- [Exercise requirements]:
For the data below, report the number of lines that contain the string "результата" and nothing else.

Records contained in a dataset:

- - -

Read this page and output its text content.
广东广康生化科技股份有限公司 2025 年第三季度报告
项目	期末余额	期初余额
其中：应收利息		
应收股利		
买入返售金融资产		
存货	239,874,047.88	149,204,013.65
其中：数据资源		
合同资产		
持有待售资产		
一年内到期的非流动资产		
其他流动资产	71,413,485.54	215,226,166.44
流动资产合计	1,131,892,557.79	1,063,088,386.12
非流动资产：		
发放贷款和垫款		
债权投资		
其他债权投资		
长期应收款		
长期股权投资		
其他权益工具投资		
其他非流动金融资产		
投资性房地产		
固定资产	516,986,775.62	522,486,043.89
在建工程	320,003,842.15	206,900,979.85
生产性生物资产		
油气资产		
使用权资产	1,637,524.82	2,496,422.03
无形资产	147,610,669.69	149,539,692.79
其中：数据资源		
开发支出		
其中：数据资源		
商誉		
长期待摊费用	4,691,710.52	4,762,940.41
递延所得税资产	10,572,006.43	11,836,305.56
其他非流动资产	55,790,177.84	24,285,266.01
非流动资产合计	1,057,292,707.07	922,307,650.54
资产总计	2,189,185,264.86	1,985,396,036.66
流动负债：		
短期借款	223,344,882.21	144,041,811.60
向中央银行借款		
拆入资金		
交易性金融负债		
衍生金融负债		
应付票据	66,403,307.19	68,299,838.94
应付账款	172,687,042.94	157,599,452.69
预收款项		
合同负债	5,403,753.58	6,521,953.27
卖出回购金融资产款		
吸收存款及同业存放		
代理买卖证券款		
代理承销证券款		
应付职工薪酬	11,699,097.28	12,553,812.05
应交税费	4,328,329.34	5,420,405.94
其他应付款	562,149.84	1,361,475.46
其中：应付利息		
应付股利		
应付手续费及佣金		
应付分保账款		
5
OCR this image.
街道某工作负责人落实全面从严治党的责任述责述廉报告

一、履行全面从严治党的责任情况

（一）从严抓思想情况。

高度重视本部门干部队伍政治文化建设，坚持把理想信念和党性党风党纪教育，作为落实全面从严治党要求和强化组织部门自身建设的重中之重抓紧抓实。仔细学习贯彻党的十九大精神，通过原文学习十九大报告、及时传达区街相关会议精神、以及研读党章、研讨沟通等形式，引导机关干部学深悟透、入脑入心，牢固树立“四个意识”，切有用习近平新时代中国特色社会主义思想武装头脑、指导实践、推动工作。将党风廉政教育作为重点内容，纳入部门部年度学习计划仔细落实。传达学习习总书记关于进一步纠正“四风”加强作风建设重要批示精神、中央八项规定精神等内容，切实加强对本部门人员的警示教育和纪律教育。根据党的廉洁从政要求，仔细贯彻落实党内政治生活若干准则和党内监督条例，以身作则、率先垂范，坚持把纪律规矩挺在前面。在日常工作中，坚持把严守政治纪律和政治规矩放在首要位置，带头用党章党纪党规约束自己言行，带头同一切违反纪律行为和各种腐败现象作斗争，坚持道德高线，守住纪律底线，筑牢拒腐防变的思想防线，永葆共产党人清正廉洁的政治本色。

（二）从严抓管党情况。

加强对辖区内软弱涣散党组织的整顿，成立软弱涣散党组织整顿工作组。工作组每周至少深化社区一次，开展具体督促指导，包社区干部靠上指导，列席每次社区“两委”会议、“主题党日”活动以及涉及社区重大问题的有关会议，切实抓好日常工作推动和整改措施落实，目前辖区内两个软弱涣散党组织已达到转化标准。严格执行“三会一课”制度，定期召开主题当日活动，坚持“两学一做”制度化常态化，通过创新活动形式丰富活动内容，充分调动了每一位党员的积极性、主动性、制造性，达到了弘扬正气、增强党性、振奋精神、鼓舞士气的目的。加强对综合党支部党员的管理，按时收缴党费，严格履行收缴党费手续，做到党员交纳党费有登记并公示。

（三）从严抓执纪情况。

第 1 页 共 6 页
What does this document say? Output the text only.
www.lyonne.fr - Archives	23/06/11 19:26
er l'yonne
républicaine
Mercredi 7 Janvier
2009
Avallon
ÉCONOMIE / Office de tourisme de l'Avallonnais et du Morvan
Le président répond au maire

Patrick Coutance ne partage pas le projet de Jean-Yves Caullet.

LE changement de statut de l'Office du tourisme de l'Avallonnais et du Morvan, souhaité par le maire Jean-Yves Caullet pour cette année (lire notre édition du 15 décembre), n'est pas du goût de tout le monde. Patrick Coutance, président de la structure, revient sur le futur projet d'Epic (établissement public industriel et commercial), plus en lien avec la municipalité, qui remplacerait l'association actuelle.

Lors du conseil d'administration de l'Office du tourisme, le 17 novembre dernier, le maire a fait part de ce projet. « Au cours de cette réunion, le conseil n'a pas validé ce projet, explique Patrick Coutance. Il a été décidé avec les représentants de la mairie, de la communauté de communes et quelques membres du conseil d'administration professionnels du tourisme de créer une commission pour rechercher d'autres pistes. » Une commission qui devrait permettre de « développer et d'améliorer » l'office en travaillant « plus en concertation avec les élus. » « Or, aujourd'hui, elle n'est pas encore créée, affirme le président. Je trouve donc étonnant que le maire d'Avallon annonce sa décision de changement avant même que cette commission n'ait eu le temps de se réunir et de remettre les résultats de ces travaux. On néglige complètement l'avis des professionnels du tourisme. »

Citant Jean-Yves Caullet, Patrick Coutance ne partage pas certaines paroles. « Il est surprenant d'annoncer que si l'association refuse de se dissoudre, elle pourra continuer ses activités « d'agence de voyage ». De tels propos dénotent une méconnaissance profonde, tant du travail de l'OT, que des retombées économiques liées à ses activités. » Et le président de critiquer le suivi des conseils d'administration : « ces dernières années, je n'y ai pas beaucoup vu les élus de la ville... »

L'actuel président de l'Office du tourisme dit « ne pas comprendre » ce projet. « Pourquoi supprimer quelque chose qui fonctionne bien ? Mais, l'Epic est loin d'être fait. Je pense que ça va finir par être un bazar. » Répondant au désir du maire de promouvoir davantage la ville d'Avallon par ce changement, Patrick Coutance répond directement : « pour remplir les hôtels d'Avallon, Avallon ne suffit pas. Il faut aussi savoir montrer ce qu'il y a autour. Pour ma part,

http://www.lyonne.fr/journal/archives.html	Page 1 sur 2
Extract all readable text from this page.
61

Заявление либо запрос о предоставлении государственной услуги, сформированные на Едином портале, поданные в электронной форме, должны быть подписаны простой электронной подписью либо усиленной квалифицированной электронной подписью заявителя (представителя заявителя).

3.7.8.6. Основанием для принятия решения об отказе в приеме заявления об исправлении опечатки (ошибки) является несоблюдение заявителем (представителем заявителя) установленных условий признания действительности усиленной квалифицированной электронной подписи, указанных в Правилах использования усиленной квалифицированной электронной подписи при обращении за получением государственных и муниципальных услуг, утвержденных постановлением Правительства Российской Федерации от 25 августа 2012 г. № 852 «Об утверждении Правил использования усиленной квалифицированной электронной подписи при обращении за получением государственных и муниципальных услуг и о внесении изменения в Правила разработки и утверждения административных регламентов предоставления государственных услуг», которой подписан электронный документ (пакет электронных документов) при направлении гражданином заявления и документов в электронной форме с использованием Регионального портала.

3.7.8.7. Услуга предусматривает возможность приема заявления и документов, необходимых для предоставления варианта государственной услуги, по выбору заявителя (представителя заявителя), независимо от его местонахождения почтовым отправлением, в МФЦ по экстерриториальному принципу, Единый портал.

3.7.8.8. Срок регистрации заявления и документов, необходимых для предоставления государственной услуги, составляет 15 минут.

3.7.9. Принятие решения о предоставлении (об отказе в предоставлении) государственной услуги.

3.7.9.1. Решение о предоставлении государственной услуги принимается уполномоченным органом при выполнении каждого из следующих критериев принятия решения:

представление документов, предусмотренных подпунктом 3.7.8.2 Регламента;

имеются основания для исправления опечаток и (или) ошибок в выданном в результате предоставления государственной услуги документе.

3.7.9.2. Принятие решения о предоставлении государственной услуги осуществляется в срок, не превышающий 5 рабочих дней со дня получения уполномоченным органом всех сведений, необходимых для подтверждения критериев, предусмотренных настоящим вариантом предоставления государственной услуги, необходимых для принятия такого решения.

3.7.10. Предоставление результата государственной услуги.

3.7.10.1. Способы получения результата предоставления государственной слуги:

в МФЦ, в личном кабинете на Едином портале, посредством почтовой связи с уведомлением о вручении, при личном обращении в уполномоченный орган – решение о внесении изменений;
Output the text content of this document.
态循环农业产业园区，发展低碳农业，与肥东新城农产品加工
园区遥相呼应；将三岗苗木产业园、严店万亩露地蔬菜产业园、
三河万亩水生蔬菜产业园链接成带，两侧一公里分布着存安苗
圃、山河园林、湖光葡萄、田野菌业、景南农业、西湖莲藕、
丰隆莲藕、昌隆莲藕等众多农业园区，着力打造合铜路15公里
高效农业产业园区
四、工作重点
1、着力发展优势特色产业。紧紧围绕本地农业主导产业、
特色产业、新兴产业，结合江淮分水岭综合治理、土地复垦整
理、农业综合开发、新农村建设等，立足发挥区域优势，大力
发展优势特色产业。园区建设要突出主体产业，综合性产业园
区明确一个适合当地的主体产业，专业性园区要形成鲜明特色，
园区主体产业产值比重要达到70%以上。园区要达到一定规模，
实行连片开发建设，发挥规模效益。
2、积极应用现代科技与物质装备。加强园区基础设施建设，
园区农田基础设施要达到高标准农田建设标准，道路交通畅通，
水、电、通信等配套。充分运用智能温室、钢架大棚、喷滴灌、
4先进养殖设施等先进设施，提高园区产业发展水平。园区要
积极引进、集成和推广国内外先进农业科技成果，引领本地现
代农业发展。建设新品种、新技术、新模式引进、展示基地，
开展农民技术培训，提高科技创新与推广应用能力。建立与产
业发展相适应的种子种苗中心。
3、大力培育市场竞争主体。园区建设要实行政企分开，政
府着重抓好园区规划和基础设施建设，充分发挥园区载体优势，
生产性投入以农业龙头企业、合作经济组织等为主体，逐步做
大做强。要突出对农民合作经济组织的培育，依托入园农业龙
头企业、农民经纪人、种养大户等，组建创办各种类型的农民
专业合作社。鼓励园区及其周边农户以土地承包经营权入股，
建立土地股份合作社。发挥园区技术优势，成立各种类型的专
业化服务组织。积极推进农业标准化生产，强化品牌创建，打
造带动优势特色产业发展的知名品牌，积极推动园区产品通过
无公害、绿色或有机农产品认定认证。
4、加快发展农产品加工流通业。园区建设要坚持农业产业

- - -

- [Task answer]:
2